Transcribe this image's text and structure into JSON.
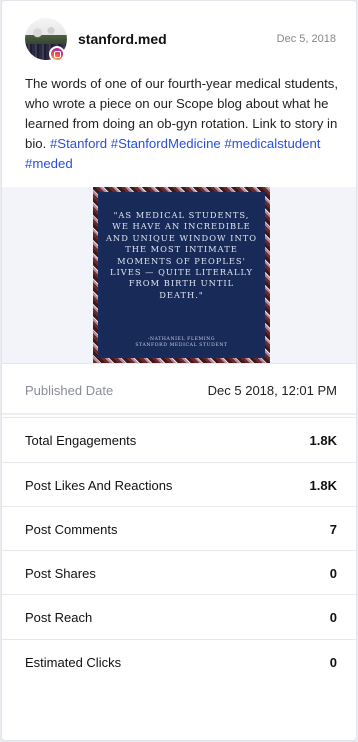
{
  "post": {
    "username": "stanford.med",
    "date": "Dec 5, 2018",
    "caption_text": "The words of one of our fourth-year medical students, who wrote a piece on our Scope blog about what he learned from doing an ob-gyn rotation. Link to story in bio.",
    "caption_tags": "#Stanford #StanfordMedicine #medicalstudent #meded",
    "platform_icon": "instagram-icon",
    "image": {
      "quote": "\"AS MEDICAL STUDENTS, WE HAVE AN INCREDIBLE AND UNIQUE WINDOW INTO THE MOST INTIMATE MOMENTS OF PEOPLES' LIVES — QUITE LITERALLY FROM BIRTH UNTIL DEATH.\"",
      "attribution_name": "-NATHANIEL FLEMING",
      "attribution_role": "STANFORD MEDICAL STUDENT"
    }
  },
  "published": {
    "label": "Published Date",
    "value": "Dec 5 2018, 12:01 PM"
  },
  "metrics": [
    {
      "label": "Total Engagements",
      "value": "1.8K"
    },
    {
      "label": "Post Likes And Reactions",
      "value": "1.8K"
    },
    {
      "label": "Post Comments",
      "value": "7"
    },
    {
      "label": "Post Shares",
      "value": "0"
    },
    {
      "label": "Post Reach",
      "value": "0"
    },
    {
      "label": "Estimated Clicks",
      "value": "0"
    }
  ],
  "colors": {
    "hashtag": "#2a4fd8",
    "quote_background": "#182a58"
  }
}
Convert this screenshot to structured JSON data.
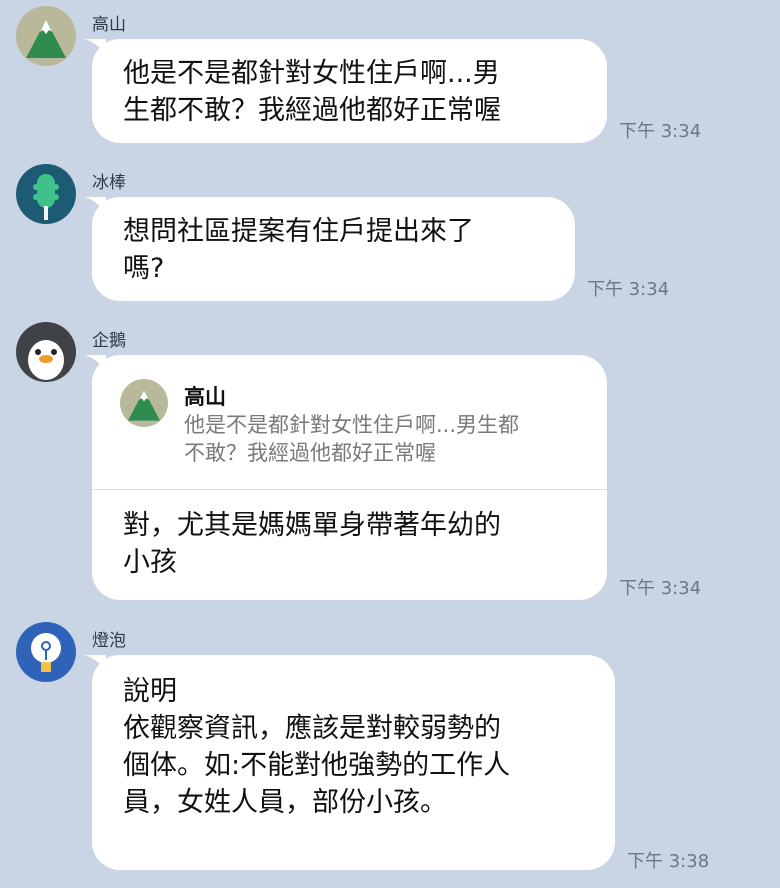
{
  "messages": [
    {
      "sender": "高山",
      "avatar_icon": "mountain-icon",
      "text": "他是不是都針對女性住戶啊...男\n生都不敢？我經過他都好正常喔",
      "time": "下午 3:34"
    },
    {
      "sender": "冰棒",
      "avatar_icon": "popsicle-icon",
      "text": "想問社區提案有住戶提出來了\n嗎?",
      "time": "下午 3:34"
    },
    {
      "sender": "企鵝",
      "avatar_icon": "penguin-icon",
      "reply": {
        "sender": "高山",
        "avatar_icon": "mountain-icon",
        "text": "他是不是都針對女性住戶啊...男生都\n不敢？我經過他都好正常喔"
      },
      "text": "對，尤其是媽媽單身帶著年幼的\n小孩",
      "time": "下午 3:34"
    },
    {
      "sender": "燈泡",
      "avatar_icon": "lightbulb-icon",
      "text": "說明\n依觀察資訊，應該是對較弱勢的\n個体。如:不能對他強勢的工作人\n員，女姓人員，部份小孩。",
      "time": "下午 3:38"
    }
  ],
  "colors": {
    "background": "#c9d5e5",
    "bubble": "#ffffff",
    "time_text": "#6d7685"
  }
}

● **WHAT YOU HAVE TO DO**:
Omit the pictures, and quote the material above exactly as given.

● **OUTPUT FOR THIS TASK**:
Transcribe this image's text and structure into JSON.
{
  "post": {
    "username": "stanford.med",
    "date": "Dec 5, 2018",
    "caption_text": "The words of one of our fourth-year medical students, who wrote a piece on our Scope blog about what he learned from doing an ob-gyn rotation. Link to story in bio.",
    "caption_tags": "#Stanford #StanfordMedicine #medicalstudent #meded",
    "platform_icon": "instagram-icon",
    "image": {
      "quote": "\"AS MEDICAL STUDENTS, WE HAVE AN INCREDIBLE AND UNIQUE WINDOW INTO THE MOST INTIMATE MOMENTS OF PEOPLES' LIVES — QUITE LITERALLY FROM BIRTH UNTIL DEATH.\"",
      "attribution_name": "-NATHANIEL FLEMING",
      "attribution_role": "STANFORD MEDICAL STUDENT"
    }
  },
  "published": {
    "label": "Published Date",
    "value": "Dec 5 2018, 12:01 PM"
  },
  "metrics": [
    {
      "label": "Total Engagements",
      "value": "1.8K"
    },
    {
      "label": "Post Likes And Reactions",
      "value": "1.8K"
    },
    {
      "label": "Post Comments",
      "value": "7"
    },
    {
      "label": "Post Shares",
      "value": "0"
    },
    {
      "label": "Post Reach",
      "value": "0"
    },
    {
      "label": "Estimated Clicks",
      "value": "0"
    }
  ],
  "colors": {
    "hashtag": "#2a4fd8",
    "quote_background": "#182a58"
  }
}
Convert this screenshot to structured JSON data.
{
  "messages": [
    {
      "sender": "高山",
      "avatar_icon": "mountain-icon",
      "text": "他是不是都針對女性住戶啊...男\n生都不敢？我經過他都好正常喔",
      "time": "下午 3:34"
    },
    {
      "sender": "冰棒",
      "avatar_icon": "popsicle-icon",
      "text": "想問社區提案有住戶提出來了\n嗎?",
      "time": "下午 3:34"
    },
    {
      "sender": "企鵝",
      "avatar_icon": "penguin-icon",
      "reply": {
        "sender": "高山",
        "avatar_icon": "mountain-icon",
        "text": "他是不是都針對女性住戶啊...男生都\n不敢？我經過他都好正常喔"
      },
      "text": "對，尤其是媽媽單身帶著年幼的\n小孩",
      "time": "下午 3:34"
    },
    {
      "sender": "燈泡",
      "avatar_icon": "lightbulb-icon",
      "text": "說明\n依觀察資訊，應該是對較弱勢的\n個体。如:不能對他強勢的工作人\n員，女姓人員，部份小孩。",
      "time": "下午 3:38"
    }
  ],
  "colors": {
    "background": "#c9d5e5",
    "bubble": "#ffffff",
    "time_text": "#6d7685"
  }
}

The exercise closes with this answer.